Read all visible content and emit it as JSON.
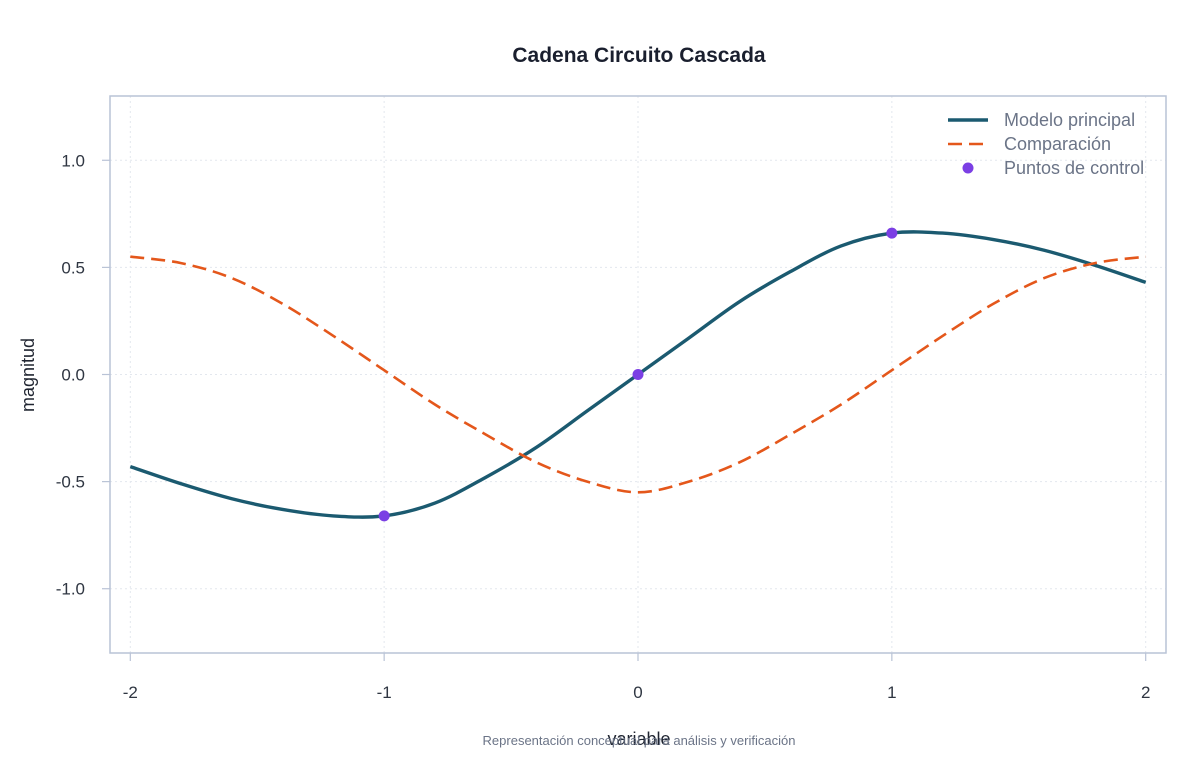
{
  "chart_data": {
    "type": "line",
    "title": "Cadena Circuito Cascada",
    "xlabel": "variable",
    "ylabel": "magnitud",
    "caption": "Representación conceptual para análisis y verificación",
    "xlim": [
      -2.08,
      2.08
    ],
    "ylim": [
      -1.3,
      1.3
    ],
    "x_ticks": [
      -2,
      -1,
      0,
      1,
      2
    ],
    "x_tick_labels": [
      "-2",
      "-1",
      "0",
      "1",
      "2"
    ],
    "y_ticks": [
      -1.0,
      -0.5,
      0.0,
      0.5,
      1.0
    ],
    "y_tick_labels": [
      "-1.0",
      "-0.5",
      "0.0",
      "0.5",
      "1.0"
    ],
    "grid": true,
    "legend_position": "top-right",
    "series": [
      {
        "name": "Modelo principal",
        "style": "solid",
        "color": "#1b5a70",
        "x": [
          -2.0,
          -1.8,
          -1.6,
          -1.4,
          -1.2,
          -1.0,
          -0.8,
          -0.6,
          -0.4,
          -0.2,
          0.0,
          0.2,
          0.4,
          0.6,
          0.8,
          1.0,
          1.2,
          1.4,
          1.6,
          1.8,
          2.0
        ],
        "y": [
          -0.43,
          -0.51,
          -0.58,
          -0.63,
          -0.66,
          -0.66,
          -0.6,
          -0.48,
          -0.34,
          -0.17,
          0.0,
          0.17,
          0.34,
          0.48,
          0.6,
          0.66,
          0.66,
          0.63,
          0.58,
          0.51,
          0.43
        ]
      },
      {
        "name": "Comparación",
        "style": "dashed",
        "color": "#e4571b",
        "x": [
          -2.0,
          -1.8,
          -1.6,
          -1.4,
          -1.2,
          -1.0,
          -0.8,
          -0.6,
          -0.4,
          -0.2,
          0.0,
          0.2,
          0.4,
          0.6,
          0.8,
          1.0,
          1.2,
          1.4,
          1.6,
          1.8,
          2.0
        ],
        "y": [
          0.55,
          0.52,
          0.45,
          0.33,
          0.18,
          0.02,
          -0.14,
          -0.28,
          -0.41,
          -0.5,
          -0.55,
          -0.5,
          -0.41,
          -0.28,
          -0.14,
          0.02,
          0.18,
          0.33,
          0.45,
          0.52,
          0.55
        ]
      },
      {
        "name": "Puntos de control",
        "style": "points",
        "color": "#7b3fe4",
        "x": [
          -1,
          0,
          1
        ],
        "y": [
          -0.66,
          0.0,
          0.66
        ]
      }
    ]
  }
}
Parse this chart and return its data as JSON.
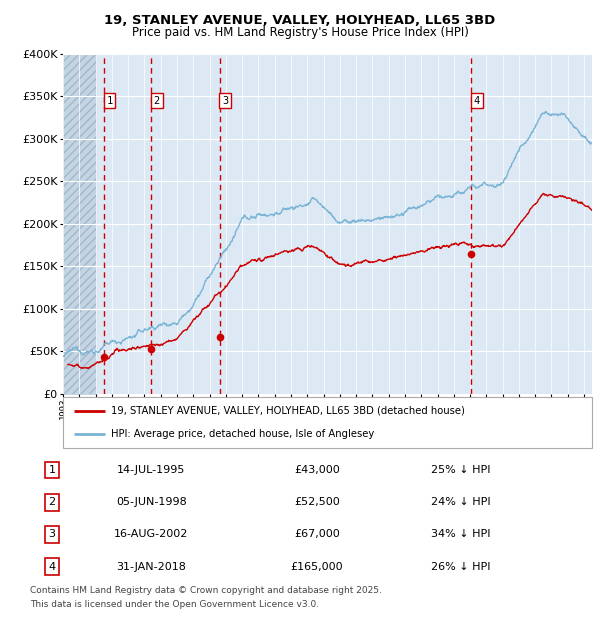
{
  "title1": "19, STANLEY AVENUE, VALLEY, HOLYHEAD, LL65 3BD",
  "title2": "Price paid vs. HM Land Registry's House Price Index (HPI)",
  "legend_label_red": "19, STANLEY AVENUE, VALLEY, HOLYHEAD, LL65 3BD (detached house)",
  "legend_label_blue": "HPI: Average price, detached house, Isle of Anglesey",
  "footer1": "Contains HM Land Registry data © Crown copyright and database right 2025.",
  "footer2": "This data is licensed under the Open Government Licence v3.0.",
  "sales": [
    {
      "num": 1,
      "date_str": "14-JUL-1995",
      "price": 43000,
      "pct": "25% ↓ HPI",
      "year": 1995.53
    },
    {
      "num": 2,
      "date_str": "05-JUN-1998",
      "price": 52500,
      "pct": "24% ↓ HPI",
      "year": 1998.42
    },
    {
      "num": 3,
      "date_str": "16-AUG-2002",
      "price": 67000,
      "pct": "34% ↓ HPI",
      "year": 2002.62
    },
    {
      "num": 4,
      "date_str": "31-JAN-2018",
      "price": 165000,
      "pct": "26% ↓ HPI",
      "year": 2018.08
    }
  ],
  "hpi_color": "#7ab3d4",
  "price_color": "#cc0000",
  "vline_color": "#cc0000",
  "bg_color": "#dce9f5",
  "hatch_color": "#c4d4e2",
  "grid_color": "#ffffff",
  "ylim": [
    0,
    400000
  ],
  "yticks": [
    0,
    50000,
    100000,
    150000,
    200000,
    250000,
    300000,
    350000,
    400000
  ],
  "xmin": 1993.0,
  "xmax": 2025.5,
  "hatch_end": 1995.0
}
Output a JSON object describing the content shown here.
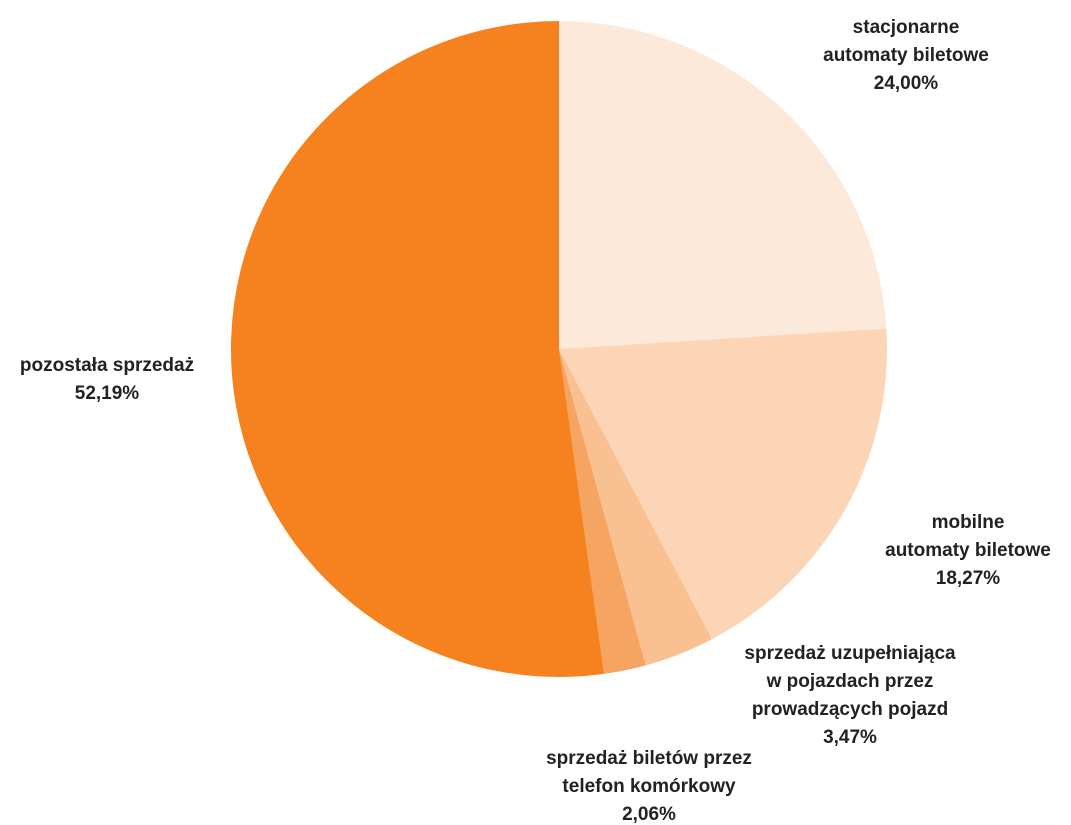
{
  "chart_data": {
    "type": "pie",
    "title": "",
    "slices": [
      {
        "name": "stacjonarne automaty biletowe",
        "label_lines": [
          "stacjonarne",
          "automaty biletowe"
        ],
        "value": 24.0,
        "value_label": "24,00%",
        "color": "#FDE9DA"
      },
      {
        "name": "mobilne automaty biletowe",
        "label_lines": [
          "mobilne",
          "automaty biletowe"
        ],
        "value": 18.27,
        "value_label": "18,27%",
        "color": "#FBD5B5"
      },
      {
        "name": "sprzedaż uzupełniająca w pojazdach przez prowadzących pojazd",
        "label_lines": [
          "sprzedaż uzupełniająca",
          "w pojazdach przez",
          "prowadzących pojazd"
        ],
        "value": 3.47,
        "value_label": "3,47%",
        "color": "#F9C092"
      },
      {
        "name": "sprzedaż biletów przez telefon komórkowy",
        "label_lines": [
          "sprzedaż biletów przez",
          "telefon komórkowy"
        ],
        "value": 2.06,
        "value_label": "2,06%",
        "color": "#F6A462"
      },
      {
        "name": "pozostała sprzedaż",
        "label_lines": [
          "pozostała sprzedaż"
        ],
        "value": 52.19,
        "value_label": "52,19%",
        "color": "#F5821F"
      }
    ],
    "start_angle": "12 o'clock",
    "direction": "clockwise",
    "legend": "none"
  }
}
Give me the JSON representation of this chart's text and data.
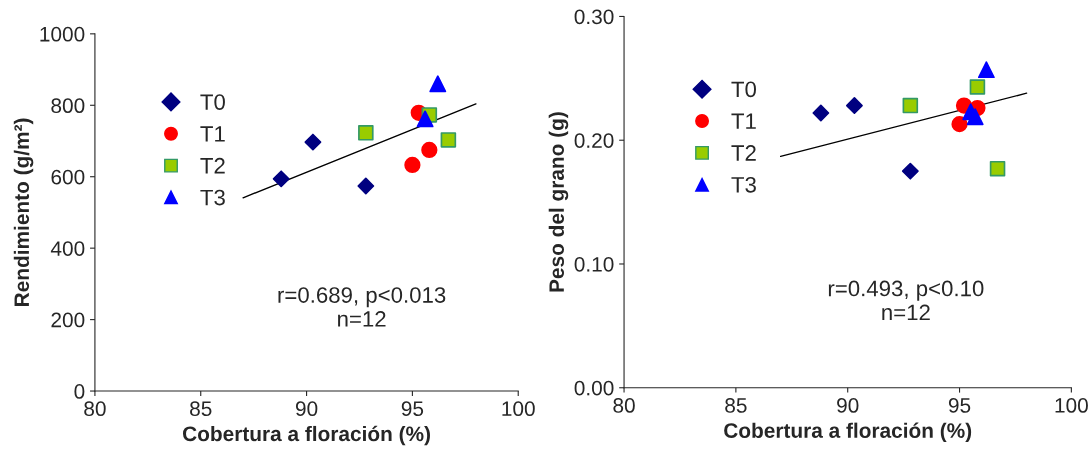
{
  "chart_data": [
    {
      "type": "scatter",
      "xlabel": "Cobertura a floración (%)",
      "ylabel": "Rendimiento (g/m²)",
      "xlim": [
        80,
        100
      ],
      "xticks": [
        80,
        85,
        90,
        95,
        100
      ],
      "ylim": [
        0,
        1000
      ],
      "yticks": [
        0,
        200,
        400,
        600,
        800,
        1000
      ],
      "legend": "left",
      "grid": false,
      "annotations": [
        "r=0.689, p<0.013\nn=12"
      ],
      "series": [
        {
          "name": "T0",
          "color": "#000080",
          "marker": "diamond",
          "x": [
            88.8,
            90.3,
            92.8
          ],
          "values": [
            594,
            697,
            574
          ]
        },
        {
          "name": "T1",
          "color": "#ff0000",
          "marker": "circle",
          "x": [
            95.0,
            95.3,
            95.8
          ],
          "values": [
            633,
            779,
            675
          ]
        },
        {
          "name": "T2",
          "color": "#99cc00",
          "marker": "square",
          "x": [
            92.8,
            95.8,
            96.7
          ],
          "values": [
            723,
            773,
            703
          ]
        },
        {
          "name": "T3",
          "color": "#0000ff",
          "marker": "triangle",
          "x": [
            95.6,
            96.2
          ],
          "values": [
            762,
            860
          ]
        },
        {
          "type": "line",
          "color": "#000000",
          "marker": "none",
          "x": [
            87.0,
            98.0
          ],
          "values": [
            541,
            804
          ]
        }
      ]
    },
    {
      "type": "scatter",
      "xlabel": "Cobertura a floración (%)",
      "ylabel": "Peso del grano (g)",
      "xlim": [
        80,
        100
      ],
      "xticks": [
        80,
        85,
        90,
        95,
        100
      ],
      "ylim": [
        0,
        0.3
      ],
      "yticks": [
        {
          "value": 0,
          "label": "0.00"
        },
        {
          "value": 0.1,
          "label": "0.10"
        },
        {
          "value": 0.2,
          "label": "0.20"
        },
        {
          "value": 0.3,
          "label": "0.30"
        }
      ],
      "legend": "left",
      "grid": false,
      "annotations": [
        "r=0.493, p<0.10\nn=12"
      ],
      "series": [
        {
          "name": "T0",
          "color": "#000080",
          "marker": "diamond",
          "x": [
            88.8,
            90.3,
            92.8
          ],
          "values": [
            0.222,
            0.228,
            0.175
          ]
        },
        {
          "name": "T1",
          "color": "#ff0000",
          "marker": "circle",
          "x": [
            95.0,
            95.2,
            95.8
          ],
          "values": [
            0.213,
            0.228,
            0.226
          ]
        },
        {
          "name": "T2",
          "color": "#99cc00",
          "marker": "square",
          "x": [
            92.8,
            95.8,
            96.7
          ],
          "values": [
            0.228,
            0.243,
            0.177
          ]
        },
        {
          "name": "T3",
          "color": "#0000ff",
          "marker": "triangle",
          "x": [
            95.5,
            95.7,
            96.2
          ],
          "values": [
            0.223,
            0.219,
            0.257
          ]
        },
        {
          "type": "line",
          "color": "#000000",
          "marker": "none",
          "x": [
            87.0,
            98.0
          ],
          "values": [
            0.187,
            0.238
          ]
        }
      ]
    }
  ]
}
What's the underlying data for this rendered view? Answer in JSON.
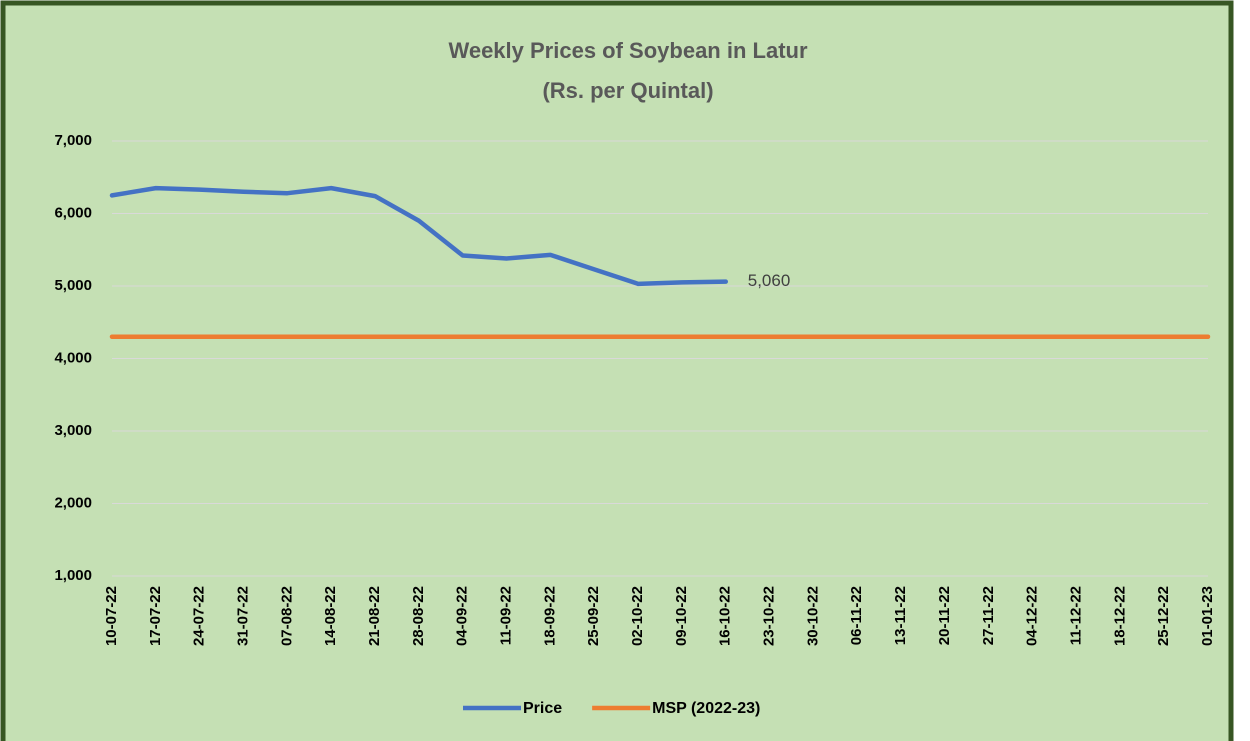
{
  "chart_data": {
    "type": "line",
    "title": "Weekly Prices of Soybean in Latur",
    "subtitle": "(Rs. per Quintal)",
    "categories": [
      "10-07-22",
      "17-07-22",
      "24-07-22",
      "31-07-22",
      "07-08-22",
      "14-08-22",
      "21-08-22",
      "28-08-22",
      "04-09-22",
      "11-09-22",
      "18-09-22",
      "25-09-22",
      "02-10-22",
      "09-10-22",
      "16-10-22",
      "23-10-22",
      "30-10-22",
      "06-11-22",
      "13-11-22",
      "20-11-22",
      "27-11-22",
      "04-12-22",
      "11-12-22",
      "18-12-22",
      "25-12-22",
      "01-01-23"
    ],
    "series": [
      {
        "name": "Price",
        "color": "#4472c4",
        "values": [
          6250,
          6350,
          6330,
          6300,
          6280,
          6350,
          6240,
          5900,
          5420,
          5380,
          5430,
          5230,
          5030,
          5050,
          5060,
          null,
          null,
          null,
          null,
          null,
          null,
          null,
          null,
          null,
          null,
          null
        ],
        "value_labels": [
          null,
          null,
          null,
          null,
          null,
          null,
          null,
          null,
          null,
          null,
          null,
          null,
          null,
          null,
          "5,060",
          null,
          null,
          null,
          null,
          null,
          null,
          null,
          null,
          null,
          null,
          null
        ]
      },
      {
        "name": "MSP (2022-23)",
        "color": "#ed7d31",
        "values": [
          4300,
          4300,
          4300,
          4300,
          4300,
          4300,
          4300,
          4300,
          4300,
          4300,
          4300,
          4300,
          4300,
          4300,
          4300,
          4300,
          4300,
          4300,
          4300,
          4300,
          4300,
          4300,
          4300,
          4300,
          4300,
          4300
        ]
      }
    ],
    "ylim": [
      1000,
      7000
    ],
    "yticks": [
      {
        "value": 1000,
        "label": "1,000"
      },
      {
        "value": 2000,
        "label": "2,000"
      },
      {
        "value": 3000,
        "label": "3,000"
      },
      {
        "value": 4000,
        "label": "4,000"
      },
      {
        "value": 5000,
        "label": "5,000"
      },
      {
        "value": 6000,
        "label": "6,000"
      },
      {
        "value": 7000,
        "label": "7,000"
      }
    ],
    "grid": true,
    "legend": "bottom"
  }
}
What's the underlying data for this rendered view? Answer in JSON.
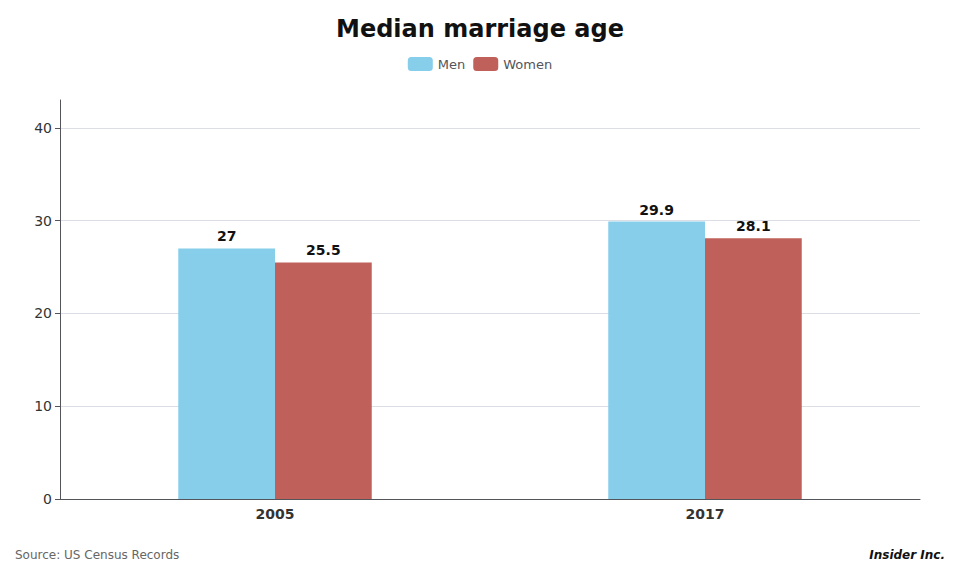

- _Stated goal_: Using the entries above, return each line that includes the word "Land".

- _Finished exercise_:
  "title2": "Price paid vs. HM Land Registry's House Price Index (HPI)",
  "footer1": "Contains HM Land Registry data © Crown copyright and database right 2025.",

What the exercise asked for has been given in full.